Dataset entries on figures
┄┄┄┄┄┄┄┄┄┄┄┄┄┄┄┄┄┄┄┄
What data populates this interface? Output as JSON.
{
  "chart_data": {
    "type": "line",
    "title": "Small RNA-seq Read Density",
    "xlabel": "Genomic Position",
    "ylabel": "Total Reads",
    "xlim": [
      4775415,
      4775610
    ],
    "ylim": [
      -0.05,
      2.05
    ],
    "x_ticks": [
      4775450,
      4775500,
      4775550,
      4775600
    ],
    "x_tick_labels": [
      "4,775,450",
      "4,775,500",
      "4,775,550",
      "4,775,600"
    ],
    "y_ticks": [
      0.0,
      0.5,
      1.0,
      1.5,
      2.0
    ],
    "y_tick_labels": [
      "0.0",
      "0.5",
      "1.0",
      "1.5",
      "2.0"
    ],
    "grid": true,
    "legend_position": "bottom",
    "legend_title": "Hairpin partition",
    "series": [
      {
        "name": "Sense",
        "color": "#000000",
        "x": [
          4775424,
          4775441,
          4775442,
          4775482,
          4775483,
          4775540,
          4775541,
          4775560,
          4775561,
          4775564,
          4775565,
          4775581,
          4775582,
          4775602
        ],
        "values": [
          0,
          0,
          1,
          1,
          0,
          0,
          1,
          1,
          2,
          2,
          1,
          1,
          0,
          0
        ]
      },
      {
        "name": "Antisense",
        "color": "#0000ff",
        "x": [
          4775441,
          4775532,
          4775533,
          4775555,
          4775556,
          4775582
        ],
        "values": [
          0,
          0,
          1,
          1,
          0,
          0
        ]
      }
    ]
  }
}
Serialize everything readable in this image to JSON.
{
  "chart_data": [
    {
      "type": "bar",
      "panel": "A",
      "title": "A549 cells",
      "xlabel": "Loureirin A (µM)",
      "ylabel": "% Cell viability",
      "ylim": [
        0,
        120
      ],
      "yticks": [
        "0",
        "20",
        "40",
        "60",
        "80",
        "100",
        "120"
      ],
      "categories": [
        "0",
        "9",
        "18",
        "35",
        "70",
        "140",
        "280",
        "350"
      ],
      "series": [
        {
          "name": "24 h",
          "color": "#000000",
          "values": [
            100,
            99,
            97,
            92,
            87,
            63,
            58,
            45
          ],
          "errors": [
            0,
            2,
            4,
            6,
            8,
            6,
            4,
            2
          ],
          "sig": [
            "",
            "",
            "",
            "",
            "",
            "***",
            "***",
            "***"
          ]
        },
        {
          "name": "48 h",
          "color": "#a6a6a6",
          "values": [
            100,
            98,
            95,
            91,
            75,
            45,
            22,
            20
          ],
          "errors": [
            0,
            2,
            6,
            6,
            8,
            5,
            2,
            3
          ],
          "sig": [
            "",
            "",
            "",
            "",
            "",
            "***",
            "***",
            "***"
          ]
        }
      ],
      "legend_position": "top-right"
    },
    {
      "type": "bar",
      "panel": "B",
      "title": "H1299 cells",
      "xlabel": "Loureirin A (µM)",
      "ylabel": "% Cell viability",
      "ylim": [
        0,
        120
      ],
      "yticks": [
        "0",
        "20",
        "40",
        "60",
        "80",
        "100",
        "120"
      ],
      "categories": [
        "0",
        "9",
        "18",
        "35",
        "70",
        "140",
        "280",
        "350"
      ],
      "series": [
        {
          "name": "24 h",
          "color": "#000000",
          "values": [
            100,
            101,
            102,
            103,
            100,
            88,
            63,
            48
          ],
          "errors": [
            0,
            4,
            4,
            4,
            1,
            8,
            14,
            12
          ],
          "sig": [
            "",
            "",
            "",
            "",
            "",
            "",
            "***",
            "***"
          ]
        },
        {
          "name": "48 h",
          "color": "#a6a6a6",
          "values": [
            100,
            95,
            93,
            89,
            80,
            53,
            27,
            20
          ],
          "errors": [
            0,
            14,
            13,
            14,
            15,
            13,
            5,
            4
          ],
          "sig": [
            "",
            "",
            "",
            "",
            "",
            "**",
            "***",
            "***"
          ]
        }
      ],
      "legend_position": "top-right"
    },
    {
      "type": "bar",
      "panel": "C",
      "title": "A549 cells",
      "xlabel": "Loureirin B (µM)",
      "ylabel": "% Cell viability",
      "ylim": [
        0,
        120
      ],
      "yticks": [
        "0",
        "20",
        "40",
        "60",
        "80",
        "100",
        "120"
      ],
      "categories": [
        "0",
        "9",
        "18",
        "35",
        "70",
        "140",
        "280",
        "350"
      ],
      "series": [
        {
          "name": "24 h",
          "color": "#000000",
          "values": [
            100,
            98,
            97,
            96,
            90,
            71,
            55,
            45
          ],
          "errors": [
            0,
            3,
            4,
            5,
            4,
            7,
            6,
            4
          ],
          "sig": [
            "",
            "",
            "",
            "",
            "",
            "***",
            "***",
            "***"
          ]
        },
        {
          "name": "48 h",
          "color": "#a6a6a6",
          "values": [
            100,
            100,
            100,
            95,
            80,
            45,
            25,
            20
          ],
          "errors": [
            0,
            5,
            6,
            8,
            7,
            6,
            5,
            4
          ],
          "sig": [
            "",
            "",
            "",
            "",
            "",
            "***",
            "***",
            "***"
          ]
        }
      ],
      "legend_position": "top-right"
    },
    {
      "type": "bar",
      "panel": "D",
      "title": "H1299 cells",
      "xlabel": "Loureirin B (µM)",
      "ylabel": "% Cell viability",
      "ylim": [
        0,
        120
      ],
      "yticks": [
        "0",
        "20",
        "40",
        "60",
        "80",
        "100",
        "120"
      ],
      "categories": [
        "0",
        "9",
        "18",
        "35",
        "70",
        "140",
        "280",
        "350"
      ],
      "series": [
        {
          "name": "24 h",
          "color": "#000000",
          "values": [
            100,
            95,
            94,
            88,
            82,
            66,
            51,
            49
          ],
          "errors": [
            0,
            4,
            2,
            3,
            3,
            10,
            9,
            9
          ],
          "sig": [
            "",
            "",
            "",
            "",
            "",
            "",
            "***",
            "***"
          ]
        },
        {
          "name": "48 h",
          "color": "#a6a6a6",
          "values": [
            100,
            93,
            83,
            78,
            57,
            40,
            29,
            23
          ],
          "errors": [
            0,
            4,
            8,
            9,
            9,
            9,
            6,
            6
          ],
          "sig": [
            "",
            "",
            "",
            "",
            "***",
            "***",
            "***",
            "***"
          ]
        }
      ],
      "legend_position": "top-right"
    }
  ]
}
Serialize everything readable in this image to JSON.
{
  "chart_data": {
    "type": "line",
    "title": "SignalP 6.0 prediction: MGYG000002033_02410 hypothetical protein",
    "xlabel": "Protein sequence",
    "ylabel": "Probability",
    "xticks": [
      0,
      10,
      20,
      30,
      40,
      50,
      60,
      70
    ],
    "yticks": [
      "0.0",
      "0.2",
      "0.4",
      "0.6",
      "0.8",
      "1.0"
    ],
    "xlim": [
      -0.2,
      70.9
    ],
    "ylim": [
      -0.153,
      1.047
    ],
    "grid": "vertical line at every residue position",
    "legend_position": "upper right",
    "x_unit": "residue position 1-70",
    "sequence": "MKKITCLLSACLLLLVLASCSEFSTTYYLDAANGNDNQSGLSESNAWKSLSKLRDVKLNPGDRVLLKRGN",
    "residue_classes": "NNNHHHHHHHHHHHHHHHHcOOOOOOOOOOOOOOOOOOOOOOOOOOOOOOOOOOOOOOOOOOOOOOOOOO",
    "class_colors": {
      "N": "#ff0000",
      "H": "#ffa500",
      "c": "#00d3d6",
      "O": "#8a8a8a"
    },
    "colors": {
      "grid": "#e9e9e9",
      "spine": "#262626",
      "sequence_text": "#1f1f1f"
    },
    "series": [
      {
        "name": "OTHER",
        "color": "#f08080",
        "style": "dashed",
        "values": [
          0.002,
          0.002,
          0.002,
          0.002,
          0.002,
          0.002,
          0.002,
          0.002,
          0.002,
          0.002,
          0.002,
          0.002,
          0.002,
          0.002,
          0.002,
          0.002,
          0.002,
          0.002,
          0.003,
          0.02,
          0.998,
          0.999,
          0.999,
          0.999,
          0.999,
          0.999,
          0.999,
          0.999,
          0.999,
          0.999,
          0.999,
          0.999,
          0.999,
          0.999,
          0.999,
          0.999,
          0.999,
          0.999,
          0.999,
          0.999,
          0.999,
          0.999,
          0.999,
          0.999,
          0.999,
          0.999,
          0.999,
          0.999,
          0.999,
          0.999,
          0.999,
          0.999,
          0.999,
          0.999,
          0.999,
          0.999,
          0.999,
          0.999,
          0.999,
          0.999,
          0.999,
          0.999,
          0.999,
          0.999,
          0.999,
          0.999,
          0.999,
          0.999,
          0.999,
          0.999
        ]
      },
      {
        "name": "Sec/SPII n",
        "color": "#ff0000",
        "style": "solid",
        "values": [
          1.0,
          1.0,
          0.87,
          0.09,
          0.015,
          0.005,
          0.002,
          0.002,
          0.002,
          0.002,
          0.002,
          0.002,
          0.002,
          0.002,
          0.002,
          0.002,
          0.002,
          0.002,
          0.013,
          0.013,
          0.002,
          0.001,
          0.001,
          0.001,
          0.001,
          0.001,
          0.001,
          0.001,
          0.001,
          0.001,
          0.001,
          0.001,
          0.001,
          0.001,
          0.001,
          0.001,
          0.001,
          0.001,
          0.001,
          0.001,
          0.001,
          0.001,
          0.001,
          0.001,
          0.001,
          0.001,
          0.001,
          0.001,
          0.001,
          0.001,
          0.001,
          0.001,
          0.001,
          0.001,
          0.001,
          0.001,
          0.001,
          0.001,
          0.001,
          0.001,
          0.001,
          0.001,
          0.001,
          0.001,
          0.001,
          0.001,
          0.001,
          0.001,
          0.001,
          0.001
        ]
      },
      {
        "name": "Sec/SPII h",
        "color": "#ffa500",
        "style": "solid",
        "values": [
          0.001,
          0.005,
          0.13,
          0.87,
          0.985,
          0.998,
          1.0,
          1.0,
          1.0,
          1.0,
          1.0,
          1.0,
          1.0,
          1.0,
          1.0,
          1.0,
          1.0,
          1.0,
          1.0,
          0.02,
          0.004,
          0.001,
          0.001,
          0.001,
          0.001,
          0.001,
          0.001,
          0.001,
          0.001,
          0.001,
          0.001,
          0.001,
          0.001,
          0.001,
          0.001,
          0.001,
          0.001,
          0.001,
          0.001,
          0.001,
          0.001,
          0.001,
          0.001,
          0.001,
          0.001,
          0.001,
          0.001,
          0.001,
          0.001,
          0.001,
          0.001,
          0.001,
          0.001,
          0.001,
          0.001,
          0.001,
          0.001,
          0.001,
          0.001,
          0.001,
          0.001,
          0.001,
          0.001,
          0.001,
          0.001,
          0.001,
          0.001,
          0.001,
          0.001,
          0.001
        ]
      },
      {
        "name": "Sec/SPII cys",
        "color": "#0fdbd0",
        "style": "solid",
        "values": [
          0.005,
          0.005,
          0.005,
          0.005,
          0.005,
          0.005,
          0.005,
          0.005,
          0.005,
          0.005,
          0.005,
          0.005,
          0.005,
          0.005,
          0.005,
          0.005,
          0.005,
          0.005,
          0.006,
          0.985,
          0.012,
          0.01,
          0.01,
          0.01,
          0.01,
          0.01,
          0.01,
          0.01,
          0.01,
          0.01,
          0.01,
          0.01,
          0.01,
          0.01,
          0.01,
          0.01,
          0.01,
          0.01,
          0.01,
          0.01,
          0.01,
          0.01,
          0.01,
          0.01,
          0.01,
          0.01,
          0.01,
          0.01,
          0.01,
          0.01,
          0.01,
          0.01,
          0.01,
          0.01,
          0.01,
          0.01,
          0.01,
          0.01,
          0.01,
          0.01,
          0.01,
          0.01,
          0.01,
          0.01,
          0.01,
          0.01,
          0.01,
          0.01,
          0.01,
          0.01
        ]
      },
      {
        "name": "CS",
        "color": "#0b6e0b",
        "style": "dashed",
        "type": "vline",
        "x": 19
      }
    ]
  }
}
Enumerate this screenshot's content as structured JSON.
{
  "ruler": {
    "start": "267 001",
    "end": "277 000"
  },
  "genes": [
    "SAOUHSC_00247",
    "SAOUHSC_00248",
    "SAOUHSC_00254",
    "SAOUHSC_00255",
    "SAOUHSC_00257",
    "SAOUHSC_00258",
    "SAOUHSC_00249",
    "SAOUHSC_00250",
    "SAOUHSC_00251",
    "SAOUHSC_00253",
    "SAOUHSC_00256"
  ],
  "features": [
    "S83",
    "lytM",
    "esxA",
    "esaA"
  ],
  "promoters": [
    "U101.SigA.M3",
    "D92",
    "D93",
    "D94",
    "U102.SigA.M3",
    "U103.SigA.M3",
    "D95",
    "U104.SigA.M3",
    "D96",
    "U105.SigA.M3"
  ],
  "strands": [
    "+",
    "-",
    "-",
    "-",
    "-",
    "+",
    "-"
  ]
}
┄┄┄┄┄┄┄┄┄┄┄┄┄┄┄┄┄┄┄┄
### Problem details
Look above for the line containing "Enumerate this screenshot's". Return it and each line after it exactly, through the last line, and nothing more.

### Answer area
Enumerate this screenshot's content as structured JSON.
{
  "ruler": {
    "start": "267 001",
    "end": "277 000"
  },
  "genes": [
    "SAOUHSC_00247",
    "SAOUHSC_00248",
    "SAOUHSC_00254",
    "SAOUHSC_00255",
    "SAOUHSC_00257",
    "SAOUHSC_00258",
    "SAOUHSC_00249",
    "SAOUHSC_00250",
    "SAOUHSC_00251",
    "SAOUHSC_00253",
    "SAOUHSC_00256"
  ],
  "features": [
    "S83",
    "lytM",
    "esxA",
    "esaA"
  ],
  "promoters": [
    "U101.SigA.M3",
    "D92",
    "D93",
    "D94",
    "U102.SigA.M3",
    "U103.SigA.M3",
    "D95",
    "U104.SigA.M3",
    "D96",
    "U105.SigA.M3"
  ],
  "strands": [
    "+",
    "-",
    "-",
    "-",
    "-",
    "+",
    "-"
  ]
}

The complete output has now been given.